Data records:
++++++++

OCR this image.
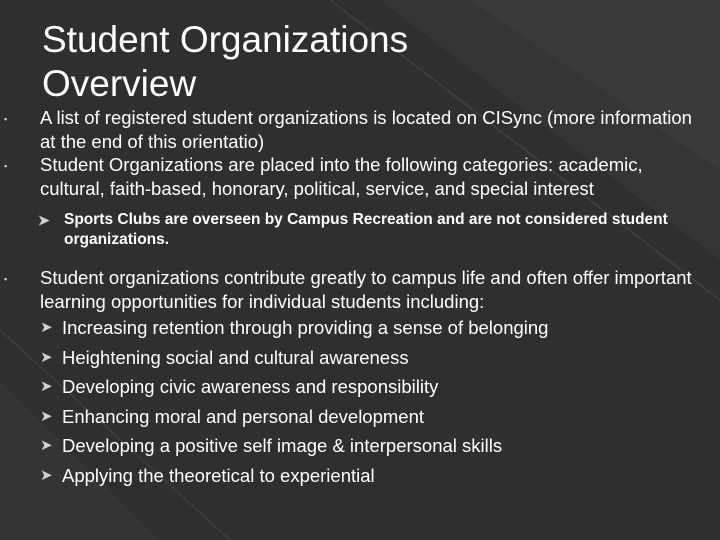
Student Organizations
Overview

▪ A list of registered student organizations is located on CISync (more information at the end of this orientatio)

▪ Student Organizations are placed into the following categories: academic, cultural, faith-based, honorary, political, service, and special interest

➤ Sports Clubs are overseen by Campus Recreation and are not considered student organizations.

▪ Student organizations contribute greatly to campus life and often offer important learning opportunities for individual students including:

➤ Increasing retention through providing a sense of belonging
➤ Heightening social and cultural awareness
➤ Developing civic awareness and responsibility
➤ Enhancing moral and personal development
➤ Developing a positive self image & interpersonal skills
➤ Applying the theoretical to experiential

++++++++

▸ **What you are asked to do**: Return the records exactly. Don't carry the pictures over.

▸ **Response to the exercise**:
OCR this image.
Student Organizations
Overview

▪ A list of registered student organizations is located on CISync (more information at the end of this orientatio)

▪ Student Organizations are placed into the following categories: academic, cultural, faith-based, honorary, political, service, and special interest

➤ Sports Clubs are overseen by Campus Recreation and are not considered student organizations.

▪ Student organizations contribute greatly to campus life and often offer important learning opportunities for individual students including:

➤ Increasing retention through providing a sense of belonging
➤ Heightening social and cultural awareness
➤ Developing civic awareness and responsibility
➤ Enhancing moral and personal development
➤ Developing a positive self image & interpersonal skills
➤ Applying the theoretical to experiential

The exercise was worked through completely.